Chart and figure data

━━━━━━━━━━━━━━━━━━━━

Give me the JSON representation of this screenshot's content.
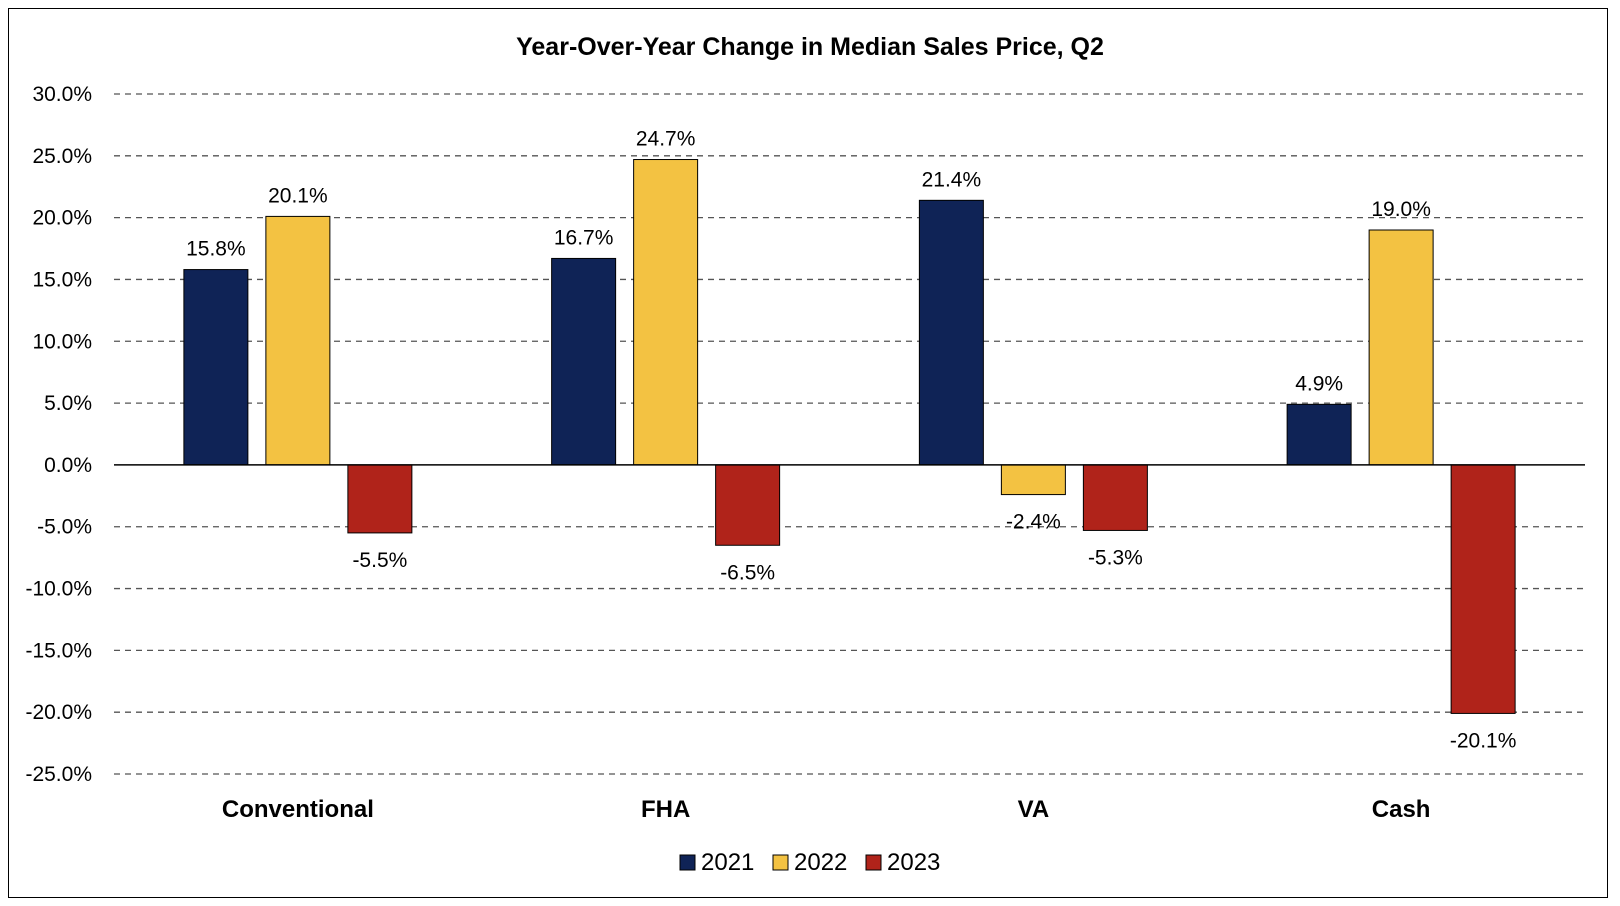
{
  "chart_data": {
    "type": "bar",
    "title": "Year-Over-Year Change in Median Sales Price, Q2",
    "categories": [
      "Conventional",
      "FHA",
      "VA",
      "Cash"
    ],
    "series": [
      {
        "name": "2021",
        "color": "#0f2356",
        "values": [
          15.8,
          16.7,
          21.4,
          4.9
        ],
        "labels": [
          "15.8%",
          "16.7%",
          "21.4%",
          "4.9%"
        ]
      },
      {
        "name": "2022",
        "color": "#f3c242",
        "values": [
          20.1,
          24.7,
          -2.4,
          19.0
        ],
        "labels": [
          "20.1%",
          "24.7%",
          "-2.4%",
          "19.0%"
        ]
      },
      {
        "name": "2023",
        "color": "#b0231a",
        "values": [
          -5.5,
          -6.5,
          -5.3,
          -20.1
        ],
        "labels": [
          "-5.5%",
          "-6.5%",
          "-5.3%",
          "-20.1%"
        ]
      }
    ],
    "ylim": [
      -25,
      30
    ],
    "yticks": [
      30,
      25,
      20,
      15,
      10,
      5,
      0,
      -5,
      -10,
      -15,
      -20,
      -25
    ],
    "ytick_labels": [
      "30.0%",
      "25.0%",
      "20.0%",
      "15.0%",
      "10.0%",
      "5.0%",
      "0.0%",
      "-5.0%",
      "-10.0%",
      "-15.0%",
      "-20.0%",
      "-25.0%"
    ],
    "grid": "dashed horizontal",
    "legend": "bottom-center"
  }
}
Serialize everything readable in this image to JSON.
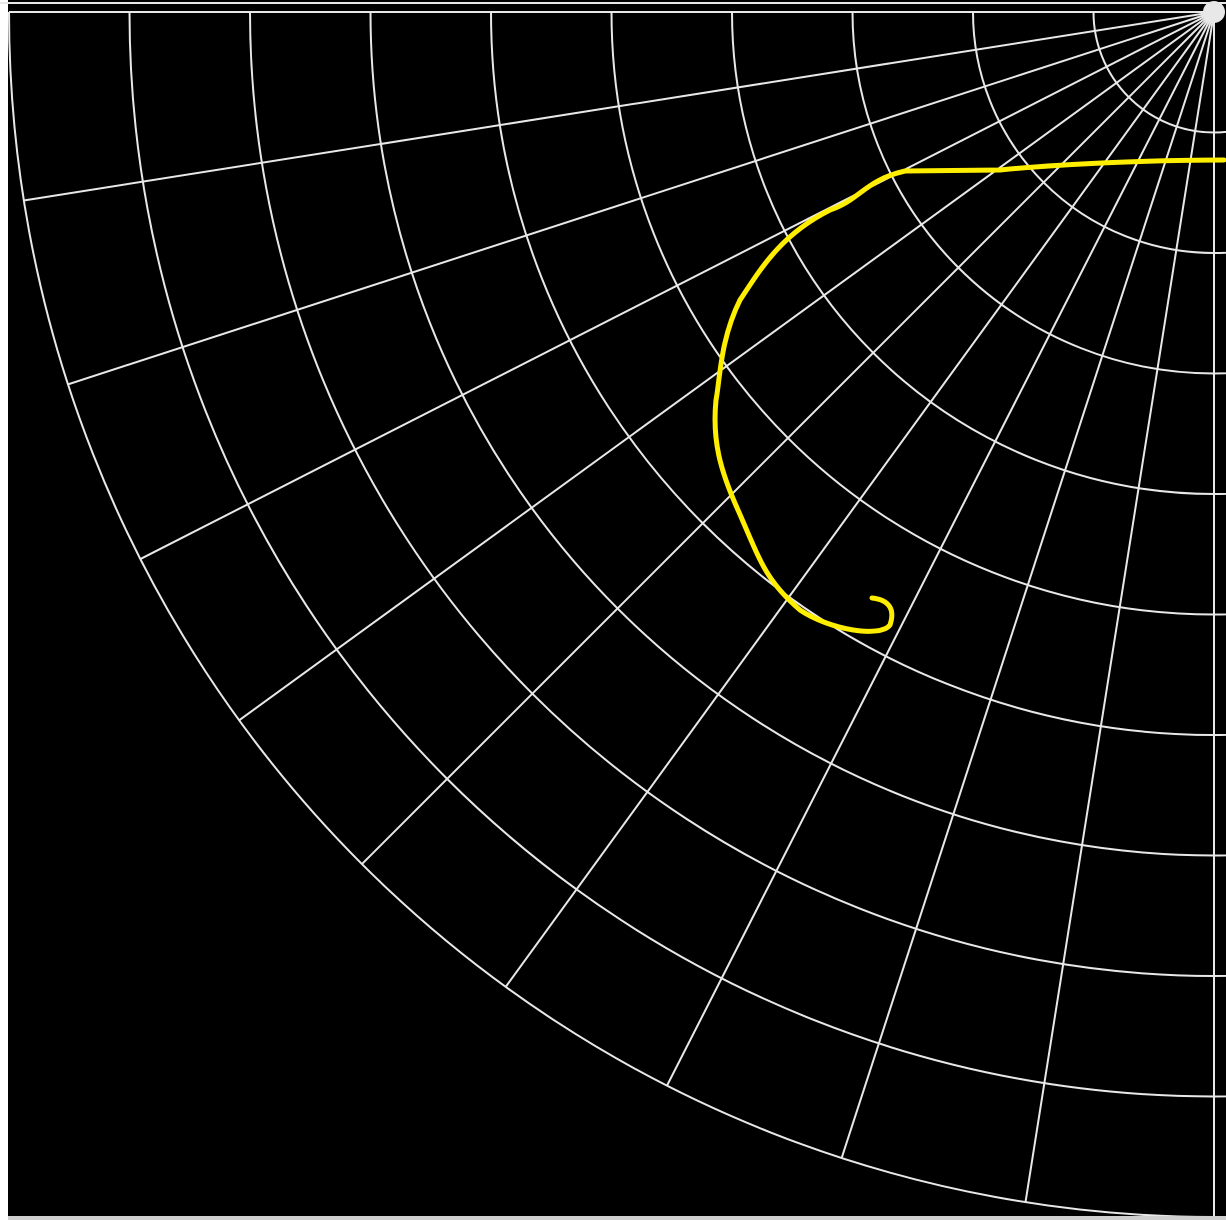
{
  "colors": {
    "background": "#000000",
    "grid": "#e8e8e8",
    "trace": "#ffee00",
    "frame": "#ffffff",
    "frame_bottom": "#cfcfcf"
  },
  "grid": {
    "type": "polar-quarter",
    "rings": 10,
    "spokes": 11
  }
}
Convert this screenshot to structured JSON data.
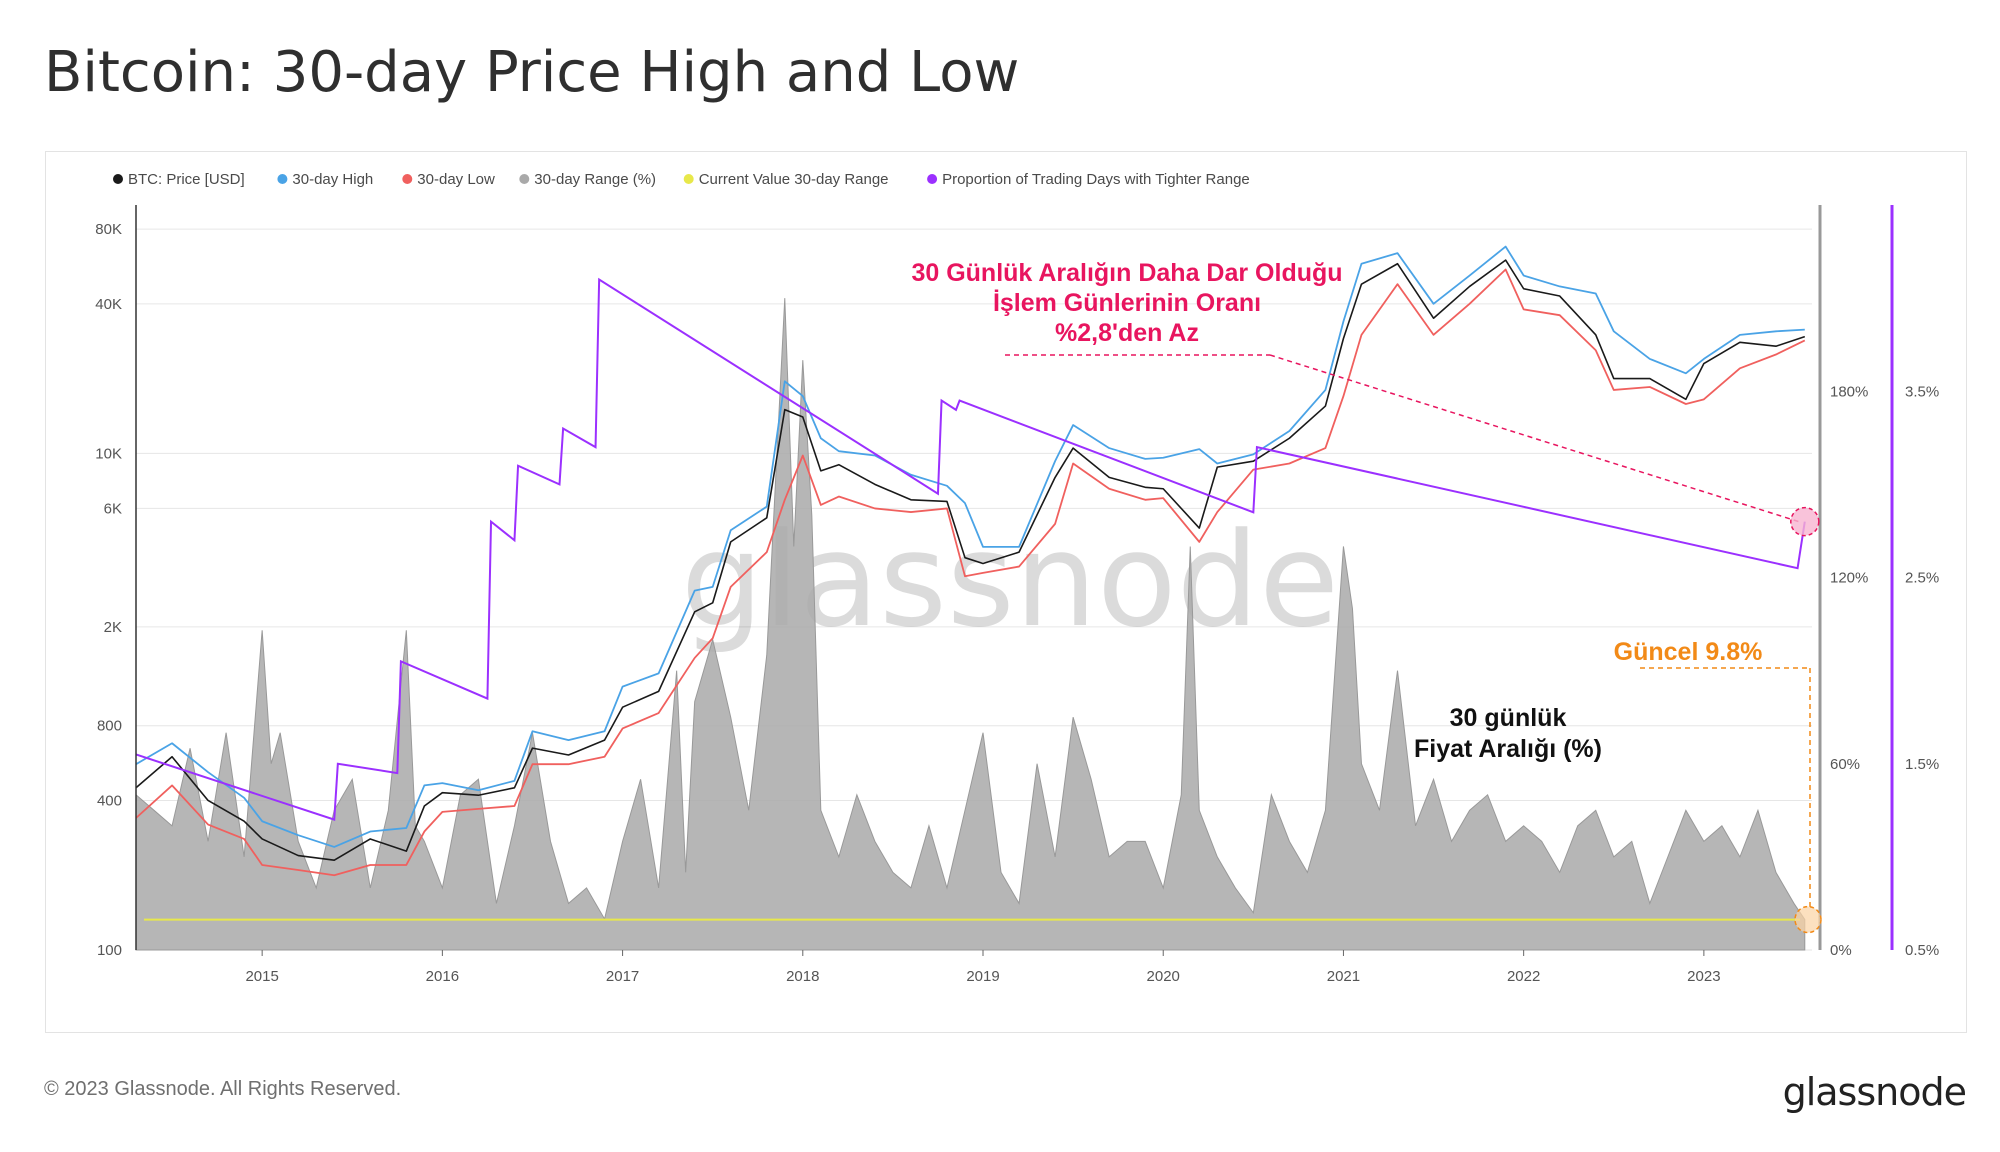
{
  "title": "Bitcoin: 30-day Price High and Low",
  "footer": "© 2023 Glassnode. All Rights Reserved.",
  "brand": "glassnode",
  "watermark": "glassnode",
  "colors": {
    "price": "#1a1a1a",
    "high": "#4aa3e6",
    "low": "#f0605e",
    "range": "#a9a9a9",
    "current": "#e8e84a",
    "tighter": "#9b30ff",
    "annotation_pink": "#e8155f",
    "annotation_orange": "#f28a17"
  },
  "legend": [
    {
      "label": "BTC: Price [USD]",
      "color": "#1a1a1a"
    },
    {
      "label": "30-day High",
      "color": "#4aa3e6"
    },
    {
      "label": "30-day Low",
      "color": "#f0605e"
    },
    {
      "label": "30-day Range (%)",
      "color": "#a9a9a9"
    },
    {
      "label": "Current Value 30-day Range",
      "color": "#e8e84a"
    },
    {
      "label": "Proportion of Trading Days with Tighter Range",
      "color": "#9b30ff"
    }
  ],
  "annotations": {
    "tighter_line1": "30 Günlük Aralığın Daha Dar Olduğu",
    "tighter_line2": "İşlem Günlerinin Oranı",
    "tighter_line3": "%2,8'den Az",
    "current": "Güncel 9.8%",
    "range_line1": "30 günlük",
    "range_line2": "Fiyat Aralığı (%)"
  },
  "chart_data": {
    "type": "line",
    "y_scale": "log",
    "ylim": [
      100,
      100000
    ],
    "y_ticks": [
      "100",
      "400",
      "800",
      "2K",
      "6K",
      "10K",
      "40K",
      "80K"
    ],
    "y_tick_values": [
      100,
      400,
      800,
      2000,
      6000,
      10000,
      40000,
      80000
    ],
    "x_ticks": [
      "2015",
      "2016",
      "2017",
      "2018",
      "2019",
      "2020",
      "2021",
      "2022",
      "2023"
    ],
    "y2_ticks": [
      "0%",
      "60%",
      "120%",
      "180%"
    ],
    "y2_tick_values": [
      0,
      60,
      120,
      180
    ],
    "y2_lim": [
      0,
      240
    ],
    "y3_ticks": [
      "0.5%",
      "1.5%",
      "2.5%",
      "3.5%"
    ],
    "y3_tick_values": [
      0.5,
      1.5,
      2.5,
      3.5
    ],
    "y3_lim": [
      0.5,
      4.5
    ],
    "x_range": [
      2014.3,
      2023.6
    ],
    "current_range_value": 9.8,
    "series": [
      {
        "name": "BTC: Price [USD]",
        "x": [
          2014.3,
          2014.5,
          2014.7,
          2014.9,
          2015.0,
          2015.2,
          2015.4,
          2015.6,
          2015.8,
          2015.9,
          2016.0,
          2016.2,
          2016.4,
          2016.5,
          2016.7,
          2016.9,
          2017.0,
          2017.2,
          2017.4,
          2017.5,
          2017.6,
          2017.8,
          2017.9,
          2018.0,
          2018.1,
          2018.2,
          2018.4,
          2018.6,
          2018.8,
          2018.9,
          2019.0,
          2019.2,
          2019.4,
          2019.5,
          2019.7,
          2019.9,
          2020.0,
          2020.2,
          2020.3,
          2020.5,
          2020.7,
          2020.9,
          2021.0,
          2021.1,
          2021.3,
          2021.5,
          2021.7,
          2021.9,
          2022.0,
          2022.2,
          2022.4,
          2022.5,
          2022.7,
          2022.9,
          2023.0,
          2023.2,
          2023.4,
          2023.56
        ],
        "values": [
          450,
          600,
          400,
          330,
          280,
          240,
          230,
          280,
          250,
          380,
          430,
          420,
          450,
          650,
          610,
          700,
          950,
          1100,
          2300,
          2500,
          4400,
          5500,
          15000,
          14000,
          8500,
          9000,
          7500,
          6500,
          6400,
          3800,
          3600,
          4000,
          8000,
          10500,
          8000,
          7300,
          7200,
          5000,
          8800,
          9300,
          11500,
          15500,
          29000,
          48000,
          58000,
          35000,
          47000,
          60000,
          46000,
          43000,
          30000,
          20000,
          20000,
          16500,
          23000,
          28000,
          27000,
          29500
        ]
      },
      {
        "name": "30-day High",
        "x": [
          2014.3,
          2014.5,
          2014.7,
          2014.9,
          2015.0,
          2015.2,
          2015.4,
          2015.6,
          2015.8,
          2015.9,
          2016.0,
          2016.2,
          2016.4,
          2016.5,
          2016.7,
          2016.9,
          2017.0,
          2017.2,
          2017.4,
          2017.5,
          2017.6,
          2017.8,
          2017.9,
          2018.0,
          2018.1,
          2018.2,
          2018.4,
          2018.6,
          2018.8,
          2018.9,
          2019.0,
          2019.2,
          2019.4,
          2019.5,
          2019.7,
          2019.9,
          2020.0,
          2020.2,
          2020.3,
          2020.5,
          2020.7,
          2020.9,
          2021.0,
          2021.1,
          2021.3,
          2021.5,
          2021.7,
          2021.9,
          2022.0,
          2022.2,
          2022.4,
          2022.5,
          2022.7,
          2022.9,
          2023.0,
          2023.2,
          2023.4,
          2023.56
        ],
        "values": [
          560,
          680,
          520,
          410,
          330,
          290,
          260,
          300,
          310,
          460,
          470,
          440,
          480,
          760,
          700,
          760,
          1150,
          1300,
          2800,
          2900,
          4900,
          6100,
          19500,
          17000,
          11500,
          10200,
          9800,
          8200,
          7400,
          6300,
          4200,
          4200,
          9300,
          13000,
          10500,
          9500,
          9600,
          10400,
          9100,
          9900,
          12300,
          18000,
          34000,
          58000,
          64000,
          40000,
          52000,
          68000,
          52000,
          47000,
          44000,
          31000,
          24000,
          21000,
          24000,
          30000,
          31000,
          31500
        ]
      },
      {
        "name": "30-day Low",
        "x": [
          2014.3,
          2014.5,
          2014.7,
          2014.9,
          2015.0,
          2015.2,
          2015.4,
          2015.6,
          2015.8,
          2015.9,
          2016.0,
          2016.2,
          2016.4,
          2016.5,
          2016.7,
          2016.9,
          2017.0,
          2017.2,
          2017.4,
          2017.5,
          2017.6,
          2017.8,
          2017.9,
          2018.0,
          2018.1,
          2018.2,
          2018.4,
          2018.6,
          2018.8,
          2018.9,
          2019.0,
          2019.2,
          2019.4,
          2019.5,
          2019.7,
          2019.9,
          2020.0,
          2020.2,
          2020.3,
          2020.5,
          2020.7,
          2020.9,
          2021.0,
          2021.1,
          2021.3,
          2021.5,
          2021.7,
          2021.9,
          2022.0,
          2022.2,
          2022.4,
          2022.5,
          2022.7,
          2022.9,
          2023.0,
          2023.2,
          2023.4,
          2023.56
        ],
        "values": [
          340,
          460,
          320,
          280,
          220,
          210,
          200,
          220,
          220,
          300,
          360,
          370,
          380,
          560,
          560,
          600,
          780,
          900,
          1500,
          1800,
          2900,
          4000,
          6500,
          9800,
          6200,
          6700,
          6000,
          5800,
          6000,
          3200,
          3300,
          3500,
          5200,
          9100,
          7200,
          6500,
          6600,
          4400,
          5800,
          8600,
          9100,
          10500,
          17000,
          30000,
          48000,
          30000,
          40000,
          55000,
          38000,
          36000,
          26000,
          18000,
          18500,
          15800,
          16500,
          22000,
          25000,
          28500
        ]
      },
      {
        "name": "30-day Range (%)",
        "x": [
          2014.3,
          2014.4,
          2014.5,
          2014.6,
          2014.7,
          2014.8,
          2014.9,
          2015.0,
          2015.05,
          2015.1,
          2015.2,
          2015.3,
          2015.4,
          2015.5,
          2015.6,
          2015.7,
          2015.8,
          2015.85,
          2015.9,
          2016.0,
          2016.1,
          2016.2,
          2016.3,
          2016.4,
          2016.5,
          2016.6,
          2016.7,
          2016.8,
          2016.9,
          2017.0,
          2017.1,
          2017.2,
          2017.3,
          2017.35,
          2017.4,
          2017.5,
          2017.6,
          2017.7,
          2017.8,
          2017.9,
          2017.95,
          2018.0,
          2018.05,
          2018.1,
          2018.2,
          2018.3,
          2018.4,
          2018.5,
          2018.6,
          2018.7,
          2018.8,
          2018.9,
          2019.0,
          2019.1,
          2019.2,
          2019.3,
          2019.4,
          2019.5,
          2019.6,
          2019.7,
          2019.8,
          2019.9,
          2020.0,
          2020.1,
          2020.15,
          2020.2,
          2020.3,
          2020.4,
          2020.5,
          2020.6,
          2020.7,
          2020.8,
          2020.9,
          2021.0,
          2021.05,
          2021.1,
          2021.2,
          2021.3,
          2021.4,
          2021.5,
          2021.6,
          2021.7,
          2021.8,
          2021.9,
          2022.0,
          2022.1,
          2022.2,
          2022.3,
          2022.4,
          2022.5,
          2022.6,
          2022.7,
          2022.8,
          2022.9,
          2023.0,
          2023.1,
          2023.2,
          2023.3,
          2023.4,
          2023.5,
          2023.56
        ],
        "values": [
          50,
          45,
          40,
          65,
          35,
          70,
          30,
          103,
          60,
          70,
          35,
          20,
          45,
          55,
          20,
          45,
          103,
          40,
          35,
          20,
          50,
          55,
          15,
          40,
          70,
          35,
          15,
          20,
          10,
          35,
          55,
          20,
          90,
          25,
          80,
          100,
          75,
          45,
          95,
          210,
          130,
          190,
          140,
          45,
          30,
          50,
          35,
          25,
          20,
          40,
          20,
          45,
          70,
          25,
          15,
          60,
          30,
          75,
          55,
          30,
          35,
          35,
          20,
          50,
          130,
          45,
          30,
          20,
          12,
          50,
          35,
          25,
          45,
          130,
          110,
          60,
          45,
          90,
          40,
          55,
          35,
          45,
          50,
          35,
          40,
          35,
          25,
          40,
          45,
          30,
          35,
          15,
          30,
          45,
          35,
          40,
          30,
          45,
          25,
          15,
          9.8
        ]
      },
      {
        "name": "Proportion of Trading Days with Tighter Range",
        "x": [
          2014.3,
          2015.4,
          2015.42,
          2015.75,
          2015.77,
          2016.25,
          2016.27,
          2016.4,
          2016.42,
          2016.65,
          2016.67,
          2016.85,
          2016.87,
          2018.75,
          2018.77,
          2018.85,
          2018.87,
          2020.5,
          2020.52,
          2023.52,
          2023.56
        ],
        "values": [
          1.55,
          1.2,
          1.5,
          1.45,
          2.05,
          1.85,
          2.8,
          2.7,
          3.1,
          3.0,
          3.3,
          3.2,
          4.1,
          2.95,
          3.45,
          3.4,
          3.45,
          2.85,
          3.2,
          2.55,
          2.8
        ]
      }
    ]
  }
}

━━━━━━━━━━━━━━━━━━━━

» Exercise
Copy each line above that contains the word "JSON".

» Correct output
Give me the JSON representation of this screenshot's content.
Serialize everything readable in this image to JSON.
Convert this screenshot to structured JSON data.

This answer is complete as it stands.